STATED PROBLEM — Scan the lines below for the word "JSON". Copy each line you find it in.

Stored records

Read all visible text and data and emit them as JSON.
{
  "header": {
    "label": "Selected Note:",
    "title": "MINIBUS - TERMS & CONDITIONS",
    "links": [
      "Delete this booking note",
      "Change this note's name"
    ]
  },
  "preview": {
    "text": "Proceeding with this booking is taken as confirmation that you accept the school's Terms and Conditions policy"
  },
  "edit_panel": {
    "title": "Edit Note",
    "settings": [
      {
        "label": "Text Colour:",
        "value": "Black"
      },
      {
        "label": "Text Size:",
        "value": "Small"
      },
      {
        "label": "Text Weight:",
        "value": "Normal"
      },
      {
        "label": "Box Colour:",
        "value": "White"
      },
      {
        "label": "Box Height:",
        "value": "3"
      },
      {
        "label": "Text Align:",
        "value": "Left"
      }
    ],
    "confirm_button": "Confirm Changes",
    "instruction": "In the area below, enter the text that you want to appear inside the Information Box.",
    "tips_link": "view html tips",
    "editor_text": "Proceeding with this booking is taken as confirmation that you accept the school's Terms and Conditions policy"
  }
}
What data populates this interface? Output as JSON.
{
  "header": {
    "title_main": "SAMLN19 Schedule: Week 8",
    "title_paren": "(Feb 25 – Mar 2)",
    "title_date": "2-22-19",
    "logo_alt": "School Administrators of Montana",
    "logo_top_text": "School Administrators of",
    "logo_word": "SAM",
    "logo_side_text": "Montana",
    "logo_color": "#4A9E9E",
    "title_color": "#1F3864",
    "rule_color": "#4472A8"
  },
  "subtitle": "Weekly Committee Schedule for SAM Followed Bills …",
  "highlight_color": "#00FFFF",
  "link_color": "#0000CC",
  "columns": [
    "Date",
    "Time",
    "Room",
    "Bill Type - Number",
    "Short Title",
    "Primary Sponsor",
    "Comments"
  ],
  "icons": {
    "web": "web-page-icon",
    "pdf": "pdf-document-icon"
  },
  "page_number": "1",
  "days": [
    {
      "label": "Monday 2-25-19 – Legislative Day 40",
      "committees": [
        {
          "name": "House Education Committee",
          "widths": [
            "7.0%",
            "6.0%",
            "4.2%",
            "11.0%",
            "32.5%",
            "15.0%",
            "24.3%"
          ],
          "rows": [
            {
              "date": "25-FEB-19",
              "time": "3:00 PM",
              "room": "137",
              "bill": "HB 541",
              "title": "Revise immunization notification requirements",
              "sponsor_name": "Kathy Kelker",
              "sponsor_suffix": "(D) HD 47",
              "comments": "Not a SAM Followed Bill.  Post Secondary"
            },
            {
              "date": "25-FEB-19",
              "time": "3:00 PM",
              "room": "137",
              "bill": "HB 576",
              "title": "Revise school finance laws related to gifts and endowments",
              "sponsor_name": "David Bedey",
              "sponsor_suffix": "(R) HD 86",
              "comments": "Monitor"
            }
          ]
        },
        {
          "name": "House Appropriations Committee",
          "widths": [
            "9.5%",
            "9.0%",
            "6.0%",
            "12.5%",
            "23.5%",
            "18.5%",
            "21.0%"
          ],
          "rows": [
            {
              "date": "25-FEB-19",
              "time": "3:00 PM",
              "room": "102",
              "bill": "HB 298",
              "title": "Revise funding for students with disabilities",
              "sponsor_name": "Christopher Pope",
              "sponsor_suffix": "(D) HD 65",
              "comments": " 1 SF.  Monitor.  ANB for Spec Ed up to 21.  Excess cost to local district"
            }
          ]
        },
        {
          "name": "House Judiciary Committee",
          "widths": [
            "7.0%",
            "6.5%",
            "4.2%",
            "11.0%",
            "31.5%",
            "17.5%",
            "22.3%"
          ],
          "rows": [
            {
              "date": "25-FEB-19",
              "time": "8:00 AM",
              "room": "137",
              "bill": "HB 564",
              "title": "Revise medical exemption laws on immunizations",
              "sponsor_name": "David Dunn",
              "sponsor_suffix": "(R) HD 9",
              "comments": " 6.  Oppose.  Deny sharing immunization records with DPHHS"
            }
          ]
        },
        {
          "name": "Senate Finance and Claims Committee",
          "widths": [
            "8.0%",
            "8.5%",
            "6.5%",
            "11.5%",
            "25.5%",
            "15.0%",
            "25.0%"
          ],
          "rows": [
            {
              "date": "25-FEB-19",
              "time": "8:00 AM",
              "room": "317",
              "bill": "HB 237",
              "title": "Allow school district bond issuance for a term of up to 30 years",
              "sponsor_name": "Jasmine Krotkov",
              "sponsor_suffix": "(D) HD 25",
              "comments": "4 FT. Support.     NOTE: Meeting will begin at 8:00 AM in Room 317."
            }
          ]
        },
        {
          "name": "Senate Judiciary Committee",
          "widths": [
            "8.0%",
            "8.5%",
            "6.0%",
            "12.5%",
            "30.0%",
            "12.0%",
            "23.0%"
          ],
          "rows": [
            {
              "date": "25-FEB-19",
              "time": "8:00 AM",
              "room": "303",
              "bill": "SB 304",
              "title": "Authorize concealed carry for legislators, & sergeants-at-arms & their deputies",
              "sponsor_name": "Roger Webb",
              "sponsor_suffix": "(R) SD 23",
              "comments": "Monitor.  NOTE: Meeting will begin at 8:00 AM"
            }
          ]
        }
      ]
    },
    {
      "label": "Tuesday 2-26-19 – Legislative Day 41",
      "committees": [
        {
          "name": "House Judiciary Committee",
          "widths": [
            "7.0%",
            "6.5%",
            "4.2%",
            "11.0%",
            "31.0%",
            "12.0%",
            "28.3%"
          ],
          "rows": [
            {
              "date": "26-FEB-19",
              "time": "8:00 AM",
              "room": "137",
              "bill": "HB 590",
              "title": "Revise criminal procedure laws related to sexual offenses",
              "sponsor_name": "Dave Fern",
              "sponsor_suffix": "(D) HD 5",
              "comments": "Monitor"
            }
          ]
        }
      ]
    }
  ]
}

EXPECTED OUTPUT —
Read all visible text and data and emit them as JSON.
What data populates this interface? Output as JSON.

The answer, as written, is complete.